◆ TASK GOAL
Every line below is to be quoted exactly, with nothing added or dropped.

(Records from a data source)
━━━━━━━━
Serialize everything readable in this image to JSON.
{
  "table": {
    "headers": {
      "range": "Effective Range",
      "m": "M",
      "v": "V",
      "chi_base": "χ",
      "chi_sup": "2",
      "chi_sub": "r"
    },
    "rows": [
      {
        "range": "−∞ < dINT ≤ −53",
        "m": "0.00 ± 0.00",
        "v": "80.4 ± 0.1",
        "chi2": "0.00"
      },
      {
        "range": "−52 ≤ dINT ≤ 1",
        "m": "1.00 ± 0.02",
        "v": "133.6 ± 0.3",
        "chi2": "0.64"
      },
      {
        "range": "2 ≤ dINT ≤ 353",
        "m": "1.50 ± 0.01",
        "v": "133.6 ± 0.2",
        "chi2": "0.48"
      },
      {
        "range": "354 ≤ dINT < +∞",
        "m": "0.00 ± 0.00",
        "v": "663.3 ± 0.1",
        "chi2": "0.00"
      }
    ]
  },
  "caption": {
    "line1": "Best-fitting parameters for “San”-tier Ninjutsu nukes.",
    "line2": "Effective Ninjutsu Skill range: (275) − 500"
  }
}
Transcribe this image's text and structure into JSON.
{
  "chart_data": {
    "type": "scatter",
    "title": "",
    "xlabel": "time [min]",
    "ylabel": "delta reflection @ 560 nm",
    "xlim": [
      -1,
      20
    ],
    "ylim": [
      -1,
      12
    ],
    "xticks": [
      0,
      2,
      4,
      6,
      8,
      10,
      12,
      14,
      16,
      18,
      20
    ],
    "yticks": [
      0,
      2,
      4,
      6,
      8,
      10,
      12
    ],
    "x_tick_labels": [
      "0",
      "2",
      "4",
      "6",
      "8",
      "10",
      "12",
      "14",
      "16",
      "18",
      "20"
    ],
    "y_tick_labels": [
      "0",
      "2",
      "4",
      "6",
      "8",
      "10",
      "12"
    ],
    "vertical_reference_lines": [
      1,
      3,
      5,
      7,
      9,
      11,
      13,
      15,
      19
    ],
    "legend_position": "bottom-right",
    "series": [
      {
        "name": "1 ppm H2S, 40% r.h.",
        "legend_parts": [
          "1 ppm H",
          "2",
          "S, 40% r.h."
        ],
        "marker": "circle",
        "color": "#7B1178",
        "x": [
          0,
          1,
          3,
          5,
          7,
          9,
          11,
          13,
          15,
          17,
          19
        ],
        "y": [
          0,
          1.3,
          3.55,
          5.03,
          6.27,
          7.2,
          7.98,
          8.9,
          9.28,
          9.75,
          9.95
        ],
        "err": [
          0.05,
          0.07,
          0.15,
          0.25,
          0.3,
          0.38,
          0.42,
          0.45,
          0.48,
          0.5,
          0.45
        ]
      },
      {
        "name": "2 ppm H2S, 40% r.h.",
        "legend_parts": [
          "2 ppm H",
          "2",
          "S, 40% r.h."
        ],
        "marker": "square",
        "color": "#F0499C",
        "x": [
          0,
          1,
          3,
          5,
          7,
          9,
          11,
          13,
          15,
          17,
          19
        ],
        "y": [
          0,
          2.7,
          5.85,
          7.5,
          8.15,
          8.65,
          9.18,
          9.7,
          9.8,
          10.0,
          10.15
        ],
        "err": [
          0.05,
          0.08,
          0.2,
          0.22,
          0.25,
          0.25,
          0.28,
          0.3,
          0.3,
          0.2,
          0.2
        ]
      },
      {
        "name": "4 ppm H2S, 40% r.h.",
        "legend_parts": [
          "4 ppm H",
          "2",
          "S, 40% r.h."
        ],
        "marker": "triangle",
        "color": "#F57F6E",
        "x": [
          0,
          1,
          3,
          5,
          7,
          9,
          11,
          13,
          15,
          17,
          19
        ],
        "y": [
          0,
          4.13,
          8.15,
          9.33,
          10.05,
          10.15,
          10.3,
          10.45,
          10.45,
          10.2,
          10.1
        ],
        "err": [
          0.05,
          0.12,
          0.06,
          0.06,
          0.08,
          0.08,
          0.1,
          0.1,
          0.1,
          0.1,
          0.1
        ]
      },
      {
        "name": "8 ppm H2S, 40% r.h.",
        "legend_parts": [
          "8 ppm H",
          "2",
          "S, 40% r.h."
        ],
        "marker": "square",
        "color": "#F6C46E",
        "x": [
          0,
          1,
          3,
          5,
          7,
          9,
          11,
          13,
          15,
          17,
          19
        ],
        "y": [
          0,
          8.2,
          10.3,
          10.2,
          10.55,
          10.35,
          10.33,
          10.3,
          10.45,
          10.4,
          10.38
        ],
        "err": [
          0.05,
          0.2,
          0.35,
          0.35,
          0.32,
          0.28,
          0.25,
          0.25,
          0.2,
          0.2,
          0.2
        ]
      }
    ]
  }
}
━━━━━━━━
◆ EXERCISE OUTPUT
Serialize everything readable in this image to JSON.
{
  "table": {
    "headers": {
      "range": "Effective Range",
      "m": "M",
      "v": "V",
      "chi_base": "χ",
      "chi_sup": "2",
      "chi_sub": "r"
    },
    "rows": [
      {
        "range": "−∞ < dINT ≤ −53",
        "m": "0.00 ± 0.00",
        "v": "80.4 ± 0.1",
        "chi2": "0.00"
      },
      {
        "range": "−52 ≤ dINT ≤ 1",
        "m": "1.00 ± 0.02",
        "v": "133.6 ± 0.3",
        "chi2": "0.64"
      },
      {
        "range": "2 ≤ dINT ≤ 353",
        "m": "1.50 ± 0.01",
        "v": "133.6 ± 0.2",
        "chi2": "0.48"
      },
      {
        "range": "354 ≤ dINT < +∞",
        "m": "0.00 ± 0.00",
        "v": "663.3 ± 0.1",
        "chi2": "0.00"
      }
    ]
  },
  "caption": {
    "line1": "Best-fitting parameters for “San”-tier Ninjutsu nukes.",
    "line2": "Effective Ninjutsu Skill range: (275) − 500"
  }
}
Transcribe this image's text and structure into JSON.
{
  "chart_data": {
    "type": "scatter",
    "title": "",
    "xlabel": "time [min]",
    "ylabel": "delta reflection @ 560 nm",
    "xlim": [
      -1,
      20
    ],
    "ylim": [
      -1,
      12
    ],
    "xticks": [
      0,
      2,
      4,
      6,
      8,
      10,
      12,
      14,
      16,
      18,
      20
    ],
    "yticks": [
      0,
      2,
      4,
      6,
      8,
      10,
      12
    ],
    "x_tick_labels": [
      "0",
      "2",
      "4",
      "6",
      "8",
      "10",
      "12",
      "14",
      "16",
      "18",
      "20"
    ],
    "y_tick_labels": [
      "0",
      "2",
      "4",
      "6",
      "8",
      "10",
      "12"
    ],
    "vertical_reference_lines": [
      1,
      3,
      5,
      7,
      9,
      11,
      13,
      15,
      19
    ],
    "legend_position": "bottom-right",
    "series": [
      {
        "name": "1 ppm H2S, 40% r.h.",
        "legend_parts": [
          "1 ppm H",
          "2",
          "S, 40% r.h."
        ],
        "marker": "circle",
        "color": "#7B1178",
        "x": [
          0,
          1,
          3,
          5,
          7,
          9,
          11,
          13,
          15,
          17,
          19
        ],
        "y": [
          0,
          1.3,
          3.55,
          5.03,
          6.27,
          7.2,
          7.98,
          8.9,
          9.28,
          9.75,
          9.95
        ],
        "err": [
          0.05,
          0.07,
          0.15,
          0.25,
          0.3,
          0.38,
          0.42,
          0.45,
          0.48,
          0.5,
          0.45
        ]
      },
      {
        "name": "2 ppm H2S, 40% r.h.",
        "legend_parts": [
          "2 ppm H",
          "2",
          "S, 40% r.h."
        ],
        "marker": "square",
        "color": "#F0499C",
        "x": [
          0,
          1,
          3,
          5,
          7,
          9,
          11,
          13,
          15,
          17,
          19
        ],
        "y": [
          0,
          2.7,
          5.85,
          7.5,
          8.15,
          8.65,
          9.18,
          9.7,
          9.8,
          10.0,
          10.15
        ],
        "err": [
          0.05,
          0.08,
          0.2,
          0.22,
          0.25,
          0.25,
          0.28,
          0.3,
          0.3,
          0.2,
          0.2
        ]
      },
      {
        "name": "4 ppm H2S, 40% r.h.",
        "legend_parts": [
          "4 ppm H",
          "2",
          "S, 40% r.h."
        ],
        "marker": "triangle",
        "color": "#F57F6E",
        "x": [
          0,
          1,
          3,
          5,
          7,
          9,
          11,
          13,
          15,
          17,
          19
        ],
        "y": [
          0,
          4.13,
          8.15,
          9.33,
          10.05,
          10.15,
          10.3,
          10.45,
          10.45,
          10.2,
          10.1
        ],
        "err": [
          0.05,
          0.12,
          0.06,
          0.06,
          0.08,
          0.08,
          0.1,
          0.1,
          0.1,
          0.1,
          0.1
        ]
      },
      {
        "name": "8 ppm H2S, 40% r.h.",
        "legend_parts": [
          "8 ppm H",
          "2",
          "S, 40% r.h."
        ],
        "marker": "square",
        "color": "#F6C46E",
        "x": [
          0,
          1,
          3,
          5,
          7,
          9,
          11,
          13,
          15,
          17,
          19
        ],
        "y": [
          0,
          8.2,
          10.3,
          10.2,
          10.55,
          10.35,
          10.33,
          10.3,
          10.45,
          10.4,
          10.38
        ],
        "err": [
          0.05,
          0.2,
          0.35,
          0.35,
          0.32,
          0.28,
          0.25,
          0.25,
          0.2,
          0.2,
          0.2
        ]
      }
    ]
  }
}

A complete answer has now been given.